— start of GIVEN DATA —

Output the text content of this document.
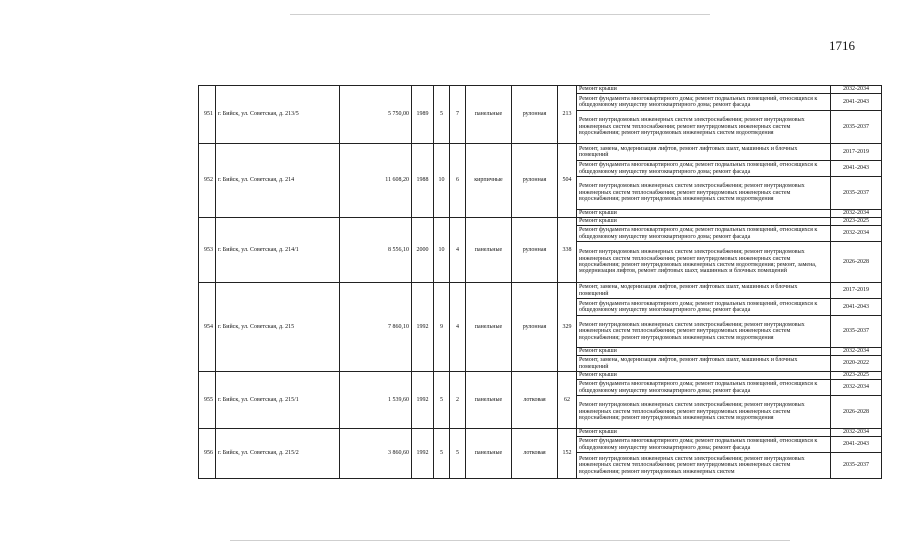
1716
951	г. Бийск, ул. Советская, д. 213/5	5 750,00	1989	5	7	панельные	рулонная	213	Ремонт крыши	2032-2034
									Ремонт фундамента многоквартирного дома; ремонт подвальных помещений, относящихся к общедомовому имуществу многоквартирного дома; ремонт фасада	2041-2043
									Ремонт внутридомовых инженерных систем электроснабжения; ремонт внутридомовых инженерных систем теплоснабжения; ремонт внутридомовых инженерных систем водоснабжения; ремонт внутридомовых инженерных систем водоотведения	2035-2037
952	г. Бийск, ул. Советская, д. 214	11 608,20	1988	10	6	кирпичные	рулонная	504	Ремонт, замена, модернизация лифтов, ремонт лифтовых шахт, машинных и блочных помещений	2017-2019
									Ремонт фундамента многоквартирного дома; ремонт подвальных помещений, относящихся к общедомовому имуществу многоквартирного дома; ремонт фасада	2041-2043
									Ремонт внутридомовых инженерных систем электроснабжения; ремонт внутридомовых инженерных систем теплоснабжения; ремонт внутридомовых инженерных систем водоснабжения; ремонт внутридомовых инженерных систем водоотведения	2035-2037
									Ремонт крыши	2032-2034
953	г. Бийск, ул. Советская, д. 214/1	8 556,10	2000	10	4	панельные	рулонная	338	Ремонт крыши	2023-2025
									Ремонт фундамента многоквартирного дома; ремонт подвальных помещений, относящихся к общедомовому имуществу многоквартирного дома; ремонт фасада	2032-2034
									Ремонт внутридомовых инженерных систем электроснабжения; ремонт внутридомовых инженерных систем теплоснабжения; ремонт внутридомовых инженерных систем водоснабжения; ремонт внутридомовых инженерных систем водоотведения; ремонт, замена, модернизация лифтов, ремонт лифтовых шахт, машинных и блочных помещений	2026-2028
954	г. Бийск, ул. Советская, д. 215	7 860,10	1992	9	4	панельные	рулонная	329	Ремонт, замена, модернизация лифтов, ремонт лифтовых шахт, машинных и блочных помещений	2017-2019
									Ремонт фундамента многоквартирного дома; ремонт подвальных помещений, относящихся к общедомовому имуществу многоквартирного дома; ремонт фасада	2041-2043
									Ремонт внутридомовых инженерных систем электроснабжения; ремонт внутридомовых инженерных систем теплоснабжения; ремонт внутридомовых инженерных систем водоснабжения; ремонт внутридомовых инженерных систем водоотведения	2035-2037
									Ремонт крыши	2032-2034
									Ремонт, замена, модернизация лифтов, ремонт лифтовых шахт, машинных и блочных помещений	2020-2022
955	г. Бийск, ул. Советская, д. 215/1	1 539,60	1992	5	2	панельные	лотковая	62	Ремонт крыши	2023-2025
									Ремонт фундамента многоквартирного дома; ремонт подвальных помещений, относящихся к общедомовому имуществу многоквартирного дома; ремонт фасада	2032-2034
									Ремонт внутридомовых инженерных систем электроснабжения; ремонт внутридомовых инженерных систем теплоснабжения; ремонт внутридомовых инженерных систем водоснабжения; ремонт внутридомовых инженерных систем водоотведения	2026-2028
956	г. Бийск, ул. Советская, д. 215/2	3 860,60	1992	5	5	панельные	лотковая	152	Ремонт крыши	2032-2034
									Ремонт фундамента многоквартирного дома; ремонт подвальных помещений, относящихся к общедомовому имуществу многоквартирного дома; ремонт фасада	2041-2043
									Ремонт внутридомовых инженерных систем электроснабжения; ремонт внутридомовых инженерных систем теплоснабжения; ремонт внутридомовых инженерных систем водоснабжения; ремонт внутридомовых инженерных систем	2035-2037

— end of GIVEN DATA —

Copy out all lines that carry the word "шахт".

952	г. Бийск, ул. Советская, д. 214	11 608,20	1988	10	6	кирпичные	рулонная	504	Ремонт, замена, модернизация лифтов, ремонт лифтовых шахт, машинных и блочных помещений	2017-2019
									Ремонт внутридомовых инженерных систем электроснабжения; ремонт внутридомовых инженерных систем теплоснабжения; ремонт внутридомовых инженерных систем водоснабжения; ремонт внутридомовых инженерных систем водоотведения; ремонт, замена, модернизация лифтов, ремонт лифтовых шахт, машинных и блочных помещений	2026-2028
954	г. Бийск, ул. Советская, д. 215	7 860,10	1992	9	4	панельные	рулонная	329	Ремонт, замена, модернизация лифтов, ремонт лифтовых шахт, машинных и блочных помещений	2017-2019
									Ремонт, замена, модернизация лифтов, ремонт лифтовых шахт, машинных и блочных помещений	2020-2022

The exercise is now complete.